**Your objective**
In the data below, find each line containing the string "футбола" and return it.

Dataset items
────

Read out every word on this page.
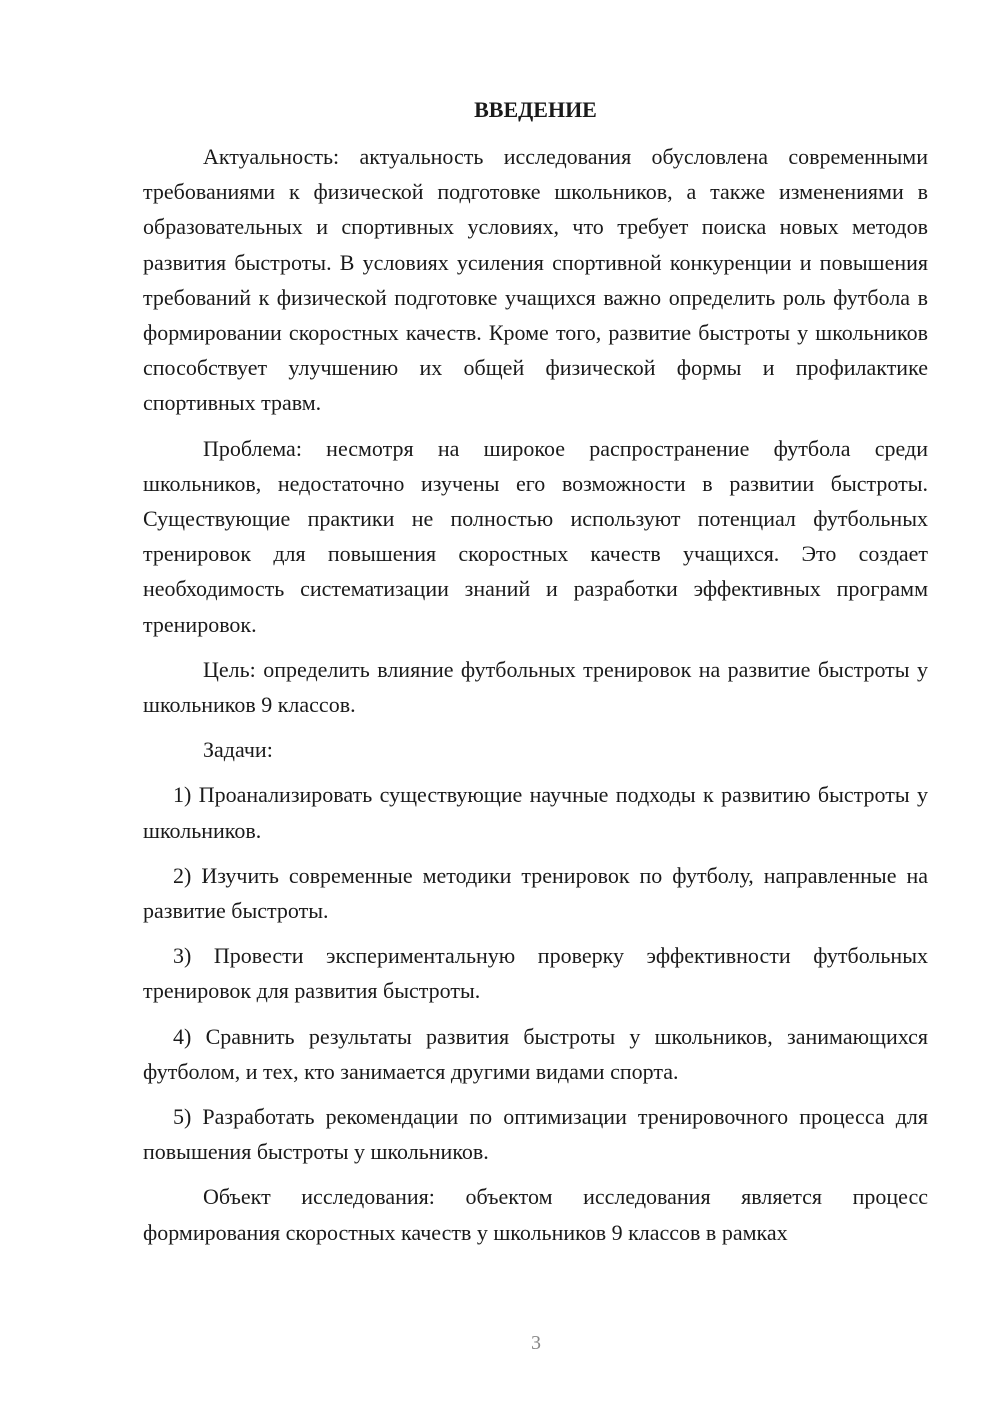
ВВЕДЕНИЕ

Актуальность: актуальность исследования обусловлена современными требованиями к физической подготовке школьников, а также изменениями в образовательных и спортивных условиях, что требует поиска новых методов развития быстроты. В условиях усиления спортивной конкуренции и повышения требований к физической подготовке учащихся важно определить роль футбола в формировании скоростных качеств. Кроме того, развитие быстроты у школьников способствует улучшению их общей физической формы и профилактике спортивных травм.

Проблема: несмотря на широкое распространение футбола среди школьников, недостаточно изучены его возможности в развитии быстроты. Существующие практики не полностью используют потенциал футбольных тренировок для повышения скоростных качеств учащихся. Это создает необходимость систематизации знаний и разработки эффективных программ тренировок.

Цель: определить влияние футбольных тренировок на развитие быстроты у школьников 9 классов.

Задачи:

1) Проанализировать существующие научные подходы к развитию быстроты у школьников.

2) Изучить современные методики тренировок по футболу, направленные на развитие быстроты.

3) Провести экспериментальную проверку эффективности футбольных тренировок для развития быстроты.

4) Сравнить результаты развития быстроты у школьников, занимающихся футболом, и тех, кто занимается другими видами спорта.

5) Разработать рекомендации по оптимизации тренировочного процесса для повышения быстроты у школьников.

Объект исследования: объектом исследования является процесс формирования скоростных качеств у школьников 9 классов в рамках

3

────

**Answer for this exercise**
Актуальность: актуальность исследования обусловлена современными требованиями к физической подготовке школьников, а также изменениями в образовательных и спортивных условиях, что требует поиска новых методов развития быстроты. В условиях усиления спортивной конкуренции и повышения требований к физической подготовке учащихся важно определить роль футбола в формировании скоростных качеств. Кроме того, развитие быстроты у школьников способствует улучшению их общей физической формы и профилактике спортивных травм.
Проблема: несмотря на широкое распространение футбола среди школьников, недостаточно изучены его возможности в развитии быстроты. Существующие практики не полностью используют потенциал футбольных тренировок для повышения скоростных качеств учащихся. Это создает необходимость систематизации знаний и разработки эффективных программ тренировок.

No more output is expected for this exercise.